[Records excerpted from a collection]
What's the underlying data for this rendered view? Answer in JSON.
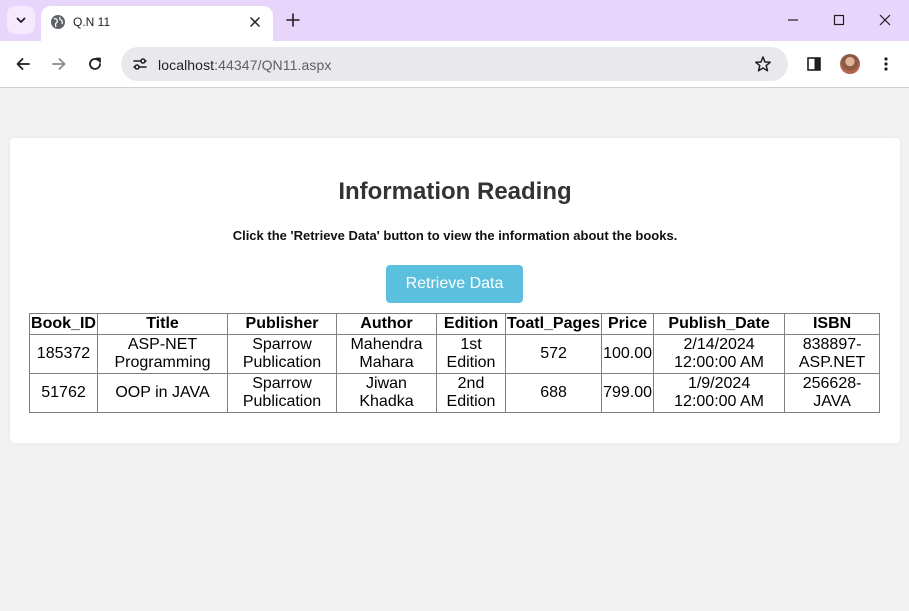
{
  "browser": {
    "tab_title": "Q.N 11",
    "url_host": "localhost",
    "url_path": ":44347/QN11.aspx"
  },
  "page": {
    "heading": "Information Reading",
    "instruction": "Click the 'Retrieve Data' button to view the information about the books.",
    "retrieve_button": "Retrieve Data"
  },
  "table": {
    "headers": [
      "Book_ID",
      "Title",
      "Publisher",
      "Author",
      "Edition",
      "Toatl_Pages",
      "Price",
      "Publish_Date",
      "ISBN"
    ],
    "rows": [
      [
        "185372",
        "ASP-NET Programming",
        "Sparrow Publication",
        "Mahendra Mahara",
        "1st Edition",
        "572",
        "100.00",
        "2/14/2024 12:00:00 AM",
        "838897-ASP.NET"
      ],
      [
        "51762",
        "OOP in JAVA",
        "Sparrow Publication",
        "Jiwan Khadka",
        "2nd Edition",
        "688",
        "799.00",
        "1/9/2024 12:00:00 AM",
        "256628-JAVA"
      ]
    ]
  },
  "colors": {
    "titlebar": "#e8d5fb",
    "button": "#5bc0de",
    "page_background": "#f2f2f2"
  }
}
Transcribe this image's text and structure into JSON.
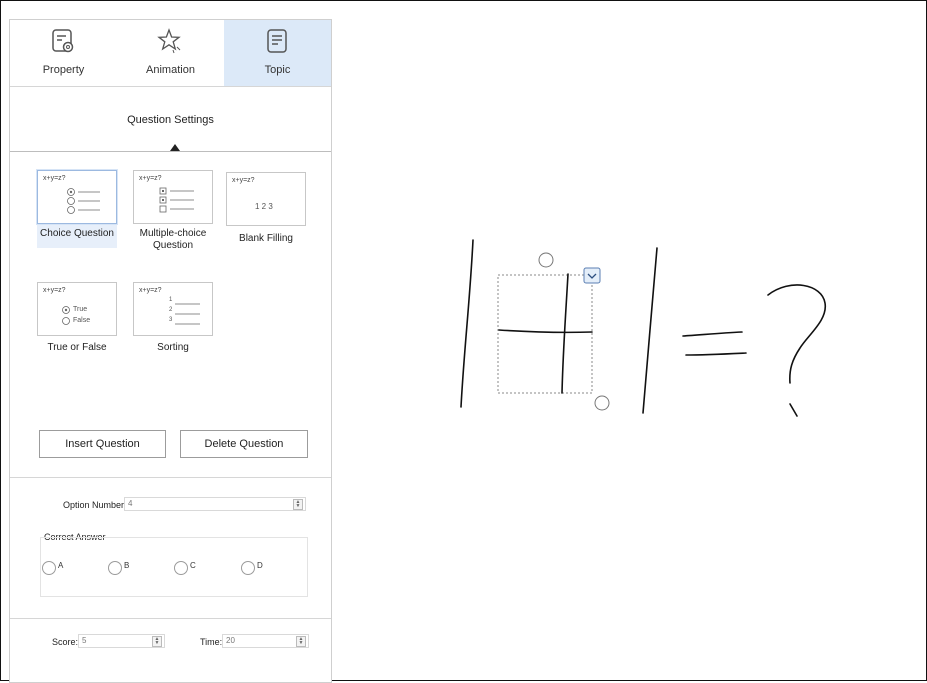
{
  "tabs": [
    {
      "label": "Property",
      "icon": "settings-document-icon",
      "active": false
    },
    {
      "label": "Animation",
      "icon": "star-icon",
      "active": false
    },
    {
      "label": "Topic",
      "icon": "document-icon",
      "active": true
    }
  ],
  "question_settings": {
    "title": "Question Settings"
  },
  "question_types": [
    {
      "label": "Choice Question",
      "preview": "x+y=z?",
      "selected": true
    },
    {
      "label": "Multiple-choice Question",
      "preview": "x+y=z?",
      "selected": false
    },
    {
      "label": "Blank Filling",
      "preview": "x+y=z?",
      "preview_numbers": "1  2  3",
      "selected": false
    },
    {
      "label": "True or False",
      "preview": "x+y=z?",
      "options": [
        "True",
        "False"
      ],
      "selected": false
    },
    {
      "label": "Sorting",
      "preview": "x+y=z?",
      "numbers": [
        "1",
        "2",
        "3"
      ],
      "selected": false
    }
  ],
  "actions": {
    "insert": "Insert Question",
    "delete": "Delete Question"
  },
  "option_number": {
    "label": "Option Number:",
    "value": "4"
  },
  "correct_answer": {
    "label": "Correct Answer",
    "options": [
      "A",
      "B",
      "C",
      "D"
    ]
  },
  "score": {
    "label": "Score:",
    "value": "5"
  },
  "time": {
    "label": "Time:",
    "value": "20"
  },
  "colors": {
    "active_tab": "#dce9f8",
    "selected_card": "#e7effa",
    "accent": "#5b7fb3"
  }
}
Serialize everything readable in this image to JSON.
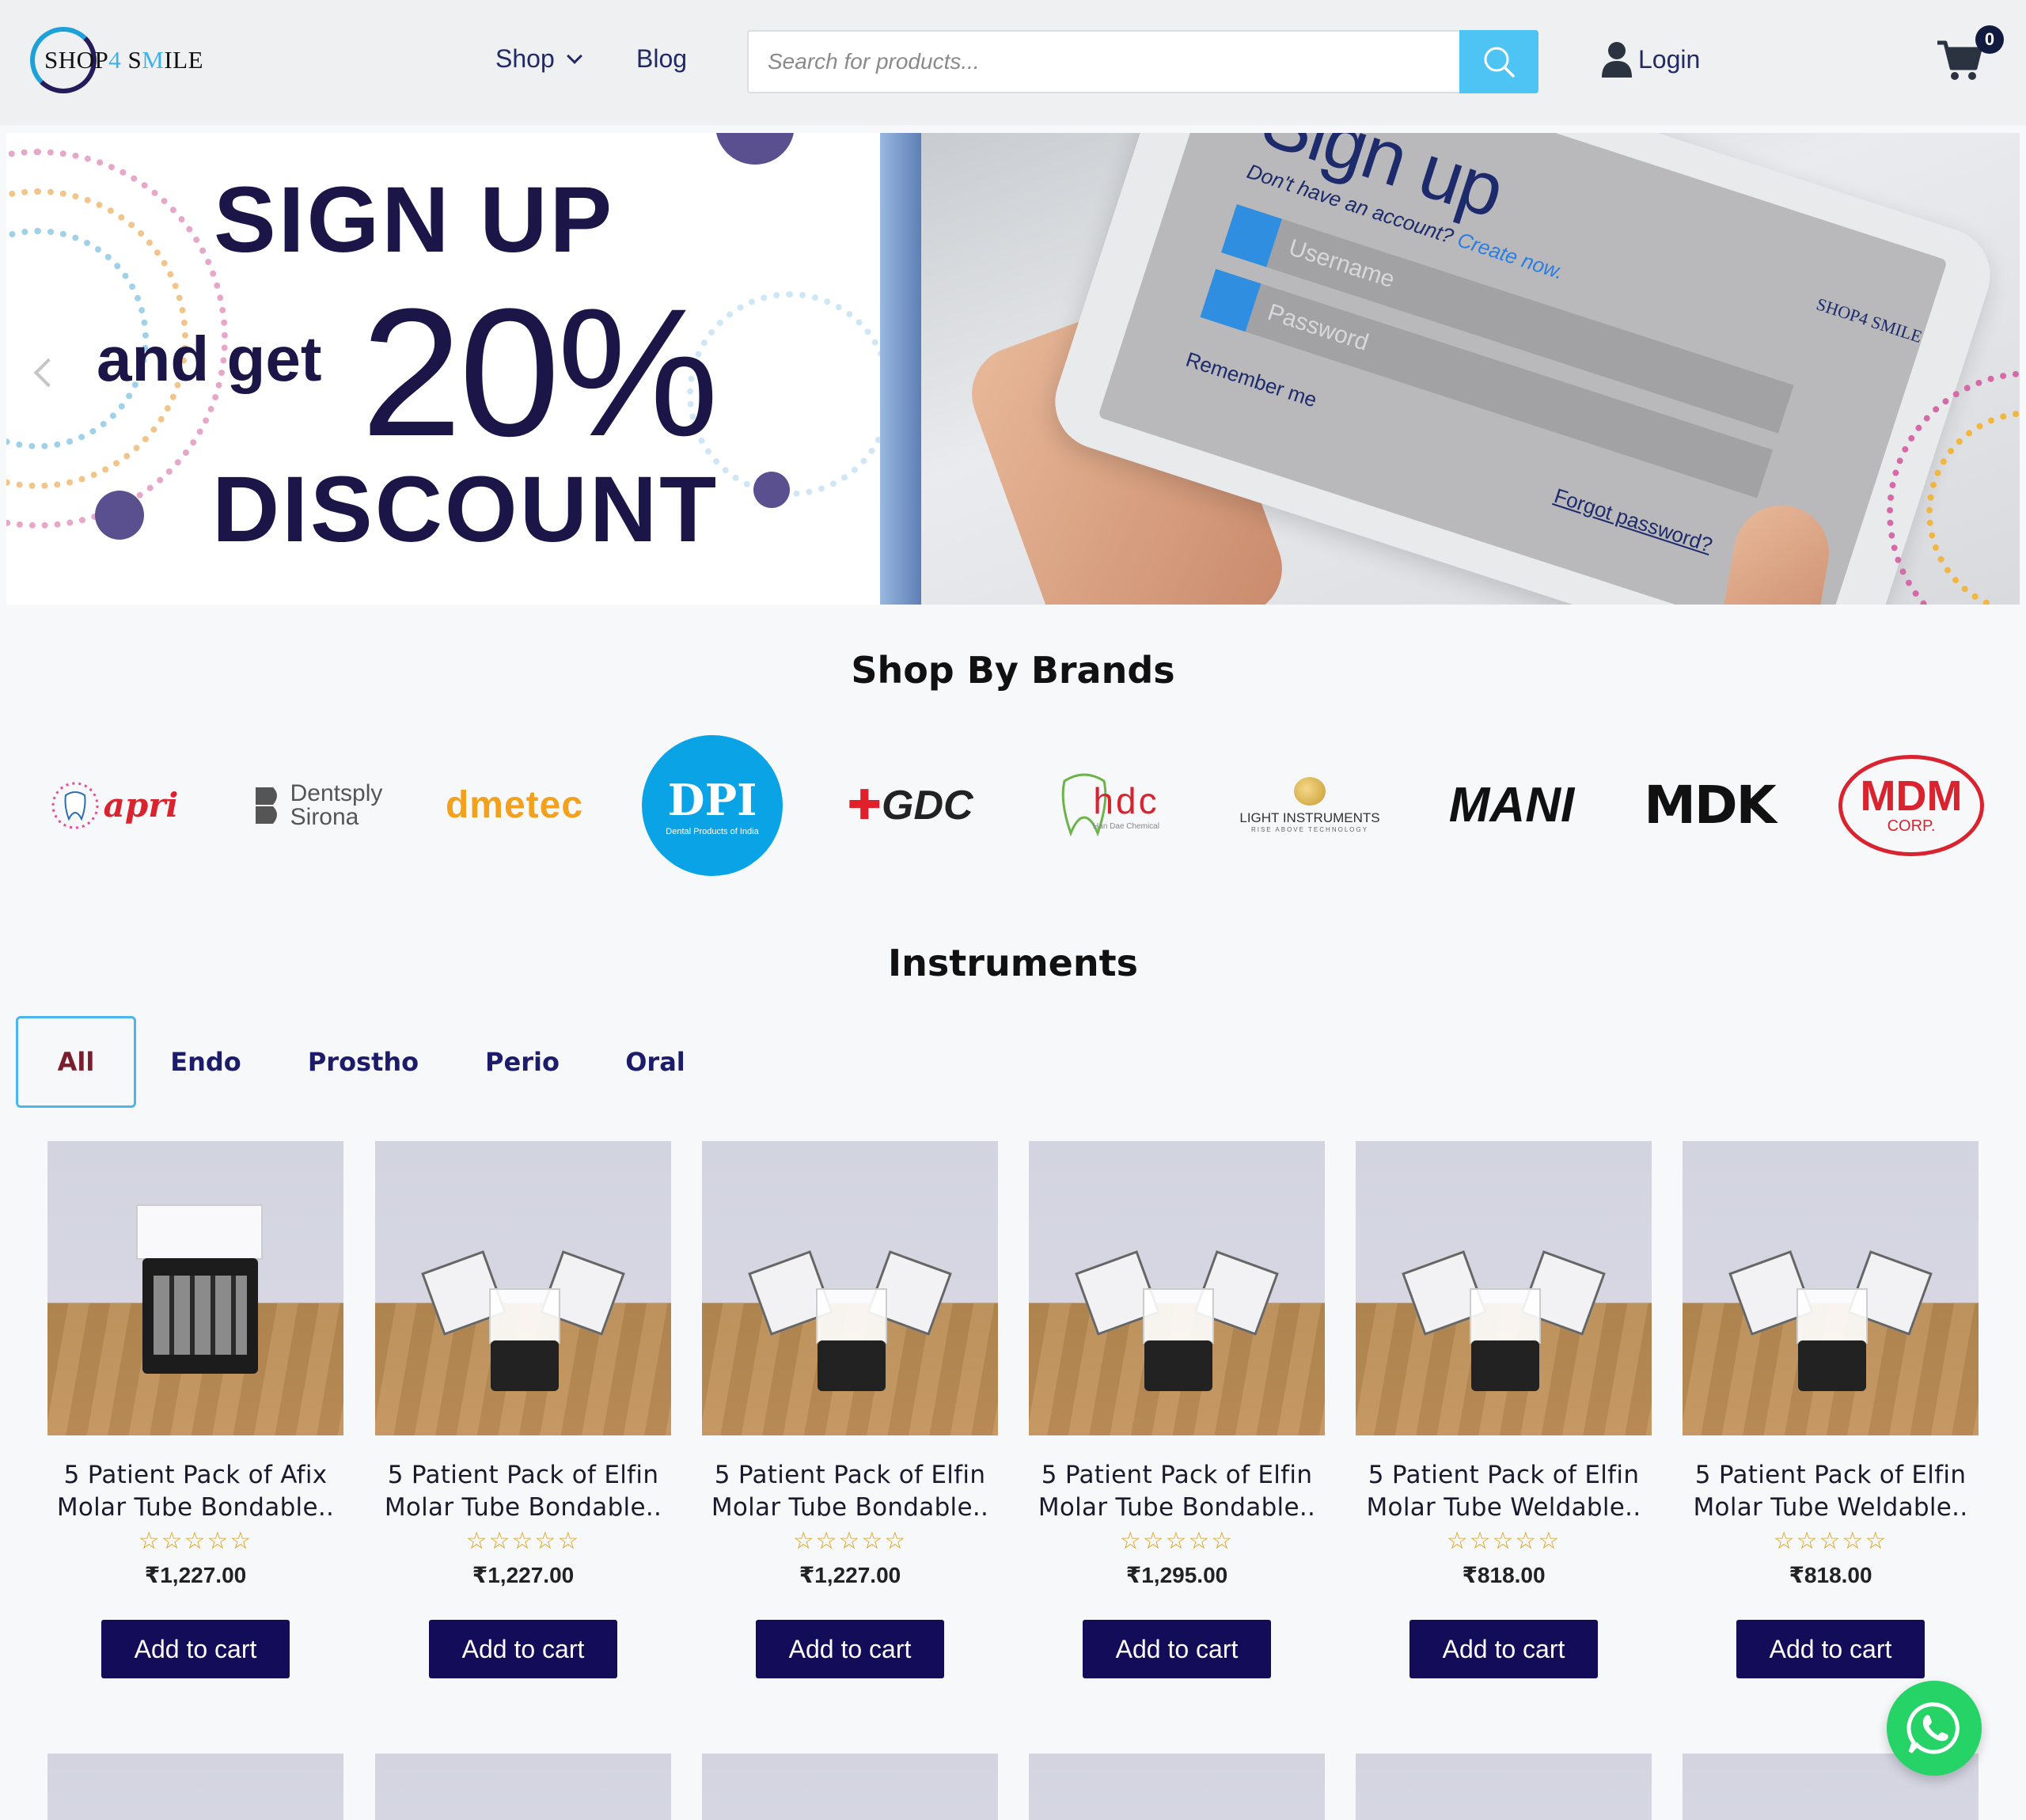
{
  "header": {
    "logo_text_a": "SHOP",
    "logo_text_b": "4",
    "logo_text_c": " S",
    "logo_text_d": "M",
    "logo_text_e": "ILE",
    "nav_shop": "Shop",
    "nav_blog": "Blog",
    "search_placeholder": "Search for products...",
    "login": "Login",
    "cart_count": "0"
  },
  "banner": {
    "line1": "SIGN UP",
    "line2": "and get",
    "line3": "20%",
    "line4": "DISCOUNT",
    "tablet_title": "Sign up",
    "tablet_sub": "Don't have an account?",
    "tablet_sub_link": "Create now.",
    "tablet_username": "Username",
    "tablet_password": "Password",
    "tablet_remember": "Remember me",
    "tablet_forgot": "Forgot password?",
    "tablet_logo": "SHOP4 SMILE"
  },
  "brands": {
    "title": "Shop By Brands",
    "items": [
      "apri",
      "Dentsply Sirona",
      "dmetec",
      "DPI",
      "GDC",
      "hdc",
      "LIGHT INSTRUMENTS",
      "MANI",
      "MDK",
      "MDM"
    ],
    "dpi_sub": "Dental Products of India",
    "light_sub": "RISE ABOVE TECHNOLOGY",
    "hdc_sub": "Han Dae Chemical",
    "mdm_sub": "CORP.",
    "dentsply_a": "Dentsply",
    "dentsply_b": "Sirona"
  },
  "instruments": {
    "title": "Instruments",
    "tabs": [
      "All",
      "Endo",
      "Prostho",
      "Perio",
      "Oral"
    ]
  },
  "products": [
    {
      "line1": "5 Patient Pack of Afix",
      "line2": "Molar Tube Bondable..",
      "rating": "☆☆☆☆☆",
      "price": "₹1,227.00",
      "cta": "Add to cart"
    },
    {
      "line1": "5 Patient Pack of Elfin",
      "line2": "Molar Tube Bondable..",
      "rating": "☆☆☆☆☆",
      "price": "₹1,227.00",
      "cta": "Add to cart"
    },
    {
      "line1": "5 Patient Pack of Elfin",
      "line2": "Molar Tube Bondable..",
      "rating": "☆☆☆☆☆",
      "price": "₹1,227.00",
      "cta": "Add to cart"
    },
    {
      "line1": "5 Patient Pack of Elfin",
      "line2": "Molar Tube Bondable..",
      "rating": "☆☆☆☆☆",
      "price": "₹1,295.00",
      "cta": "Add to cart"
    },
    {
      "line1": "5 Patient Pack of Elfin",
      "line2": "Molar Tube Weldable..",
      "rating": "☆☆☆☆☆",
      "price": "₹818.00",
      "cta": "Add to cart"
    },
    {
      "line1": "5 Patient Pack of Elfin",
      "line2": "Molar Tube Weldable..",
      "rating": "☆☆☆☆☆",
      "price": "₹818.00",
      "cta": "Add to cart"
    }
  ],
  "colors": {
    "accent": "#4dc4f3",
    "navy": "#130c58",
    "whatsapp": "#25d366"
  }
}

**What to do**
All of the material above should be reproduced exactly, except the pictures.

**Final result**
What's the underlying data for this rendered view? Answer in JSON.
{
  "browser": {
    "tab_title": "Q.N 11",
    "url_host": "localhost",
    "url_path": ":44347/QN11.aspx"
  },
  "page": {
    "heading": "Information Reading",
    "instruction": "Click the 'Retrieve Data' button to view the information about the books.",
    "retrieve_button": "Retrieve Data"
  },
  "table": {
    "headers": [
      "Book_ID",
      "Title",
      "Publisher",
      "Author",
      "Edition",
      "Toatl_Pages",
      "Price",
      "Publish_Date",
      "ISBN"
    ],
    "rows": [
      [
        "185372",
        "ASP-NET Programming",
        "Sparrow Publication",
        "Mahendra Mahara",
        "1st Edition",
        "572",
        "100.00",
        "2/14/2024 12:00:00 AM",
        "838897-ASP.NET"
      ],
      [
        "51762",
        "OOP in JAVA",
        "Sparrow Publication",
        "Jiwan Khadka",
        "2nd Edition",
        "688",
        "799.00",
        "1/9/2024 12:00:00 AM",
        "256628-JAVA"
      ]
    ]
  },
  "colors": {
    "titlebar": "#e8d5fb",
    "button": "#5bc0de",
    "page_background": "#f2f2f2"
  }
}
Transcribe this image's text and structure into JSON.
{
  "tabs": [
    {
      "label": "Property",
      "icon": "settings-document-icon",
      "active": false
    },
    {
      "label": "Animation",
      "icon": "star-icon",
      "active": false
    },
    {
      "label": "Topic",
      "icon": "document-icon",
      "active": true
    }
  ],
  "question_settings": {
    "title": "Question Settings"
  },
  "question_types": [
    {
      "label": "Choice Question",
      "preview": "x+y=z?",
      "selected": true
    },
    {
      "label": "Multiple-choice Question",
      "preview": "x+y=z?",
      "selected": false
    },
    {
      "label": "Blank Filling",
      "preview": "x+y=z?",
      "preview_numbers": "1  2  3",
      "selected": false
    },
    {
      "label": "True or False",
      "preview": "x+y=z?",
      "options": [
        "True",
        "False"
      ],
      "selected": false
    },
    {
      "label": "Sorting",
      "preview": "x+y=z?",
      "numbers": [
        "1",
        "2",
        "3"
      ],
      "selected": false
    }
  ],
  "actions": {
    "insert": "Insert Question",
    "delete": "Delete Question"
  },
  "option_number": {
    "label": "Option Number:",
    "value": "4"
  },
  "correct_answer": {
    "label": "Correct Answer",
    "options": [
      "A",
      "B",
      "C",
      "D"
    ]
  },
  "score": {
    "label": "Score:",
    "value": "5"
  },
  "time": {
    "label": "Time:",
    "value": "20"
  },
  "colors": {
    "active_tab": "#dce9f8",
    "selected_card": "#e7effa",
    "accent": "#5b7fb3"
  }
}
Serialize everything readable in this image to JSON.
{
  "header": {
    "logo_text_a": "SHOP",
    "logo_text_b": "4",
    "logo_text_c": " S",
    "logo_text_d": "M",
    "logo_text_e": "ILE",
    "nav_shop": "Shop",
    "nav_blog": "Blog",
    "search_placeholder": "Search for products...",
    "login": "Login",
    "cart_count": "0"
  },
  "banner": {
    "line1": "SIGN UP",
    "line2": "and get",
    "line3": "20%",
    "line4": "DISCOUNT",
    "tablet_title": "Sign up",
    "tablet_sub": "Don't have an account?",
    "tablet_sub_link": "Create now.",
    "tablet_username": "Username",
    "tablet_password": "Password",
    "tablet_remember": "Remember me",
    "tablet_forgot": "Forgot password?",
    "tablet_logo": "SHOP4 SMILE"
  },
  "brands": {
    "title": "Shop By Brands",
    "items": [
      "apri",
      "Dentsply Sirona",
      "dmetec",
      "DPI",
      "GDC",
      "hdc",
      "LIGHT INSTRUMENTS",
      "MANI",
      "MDK",
      "MDM"
    ],
    "dpi_sub": "Dental Products of India",
    "light_sub": "RISE ABOVE TECHNOLOGY",
    "hdc_sub": "Han Dae Chemical",
    "mdm_sub": "CORP.",
    "dentsply_a": "Dentsply",
    "dentsply_b": "Sirona"
  },
  "instruments": {
    "title": "Instruments",
    "tabs": [
      "All",
      "Endo",
      "Prostho",
      "Perio",
      "Oral"
    ]
  },
  "products": [
    {
      "line1": "5 Patient Pack of Afix",
      "line2": "Molar Tube Bondable..",
      "rating": "☆☆☆☆☆",
      "price": "₹1,227.00",
      "cta": "Add to cart"
    },
    {
      "line1": "5 Patient Pack of Elfin",
      "line2": "Molar Tube Bondable..",
      "rating": "☆☆☆☆☆",
      "price": "₹1,227.00",
      "cta": "Add to cart"
    },
    {
      "line1": "5 Patient Pack of Elfin",
      "line2": "Molar Tube Bondable..",
      "rating": "☆☆☆☆☆",
      "price": "₹1,227.00",
      "cta": "Add to cart"
    },
    {
      "line1": "5 Patient Pack of Elfin",
      "line2": "Molar Tube Bondable..",
      "rating": "☆☆☆☆☆",
      "price": "₹1,295.00",
      "cta": "Add to cart"
    },
    {
      "line1": "5 Patient Pack of Elfin",
      "line2": "Molar Tube Weldable..",
      "rating": "☆☆☆☆☆",
      "price": "₹818.00",
      "cta": "Add to cart"
    },
    {
      "line1": "5 Patient Pack of Elfin",
      "line2": "Molar Tube Weldable..",
      "rating": "☆☆☆☆☆",
      "price": "₹818.00",
      "cta": "Add to cart"
    }
  ],
  "colors": {
    "accent": "#4dc4f3",
    "navy": "#130c58",
    "whatsapp": "#25d366"
  }
}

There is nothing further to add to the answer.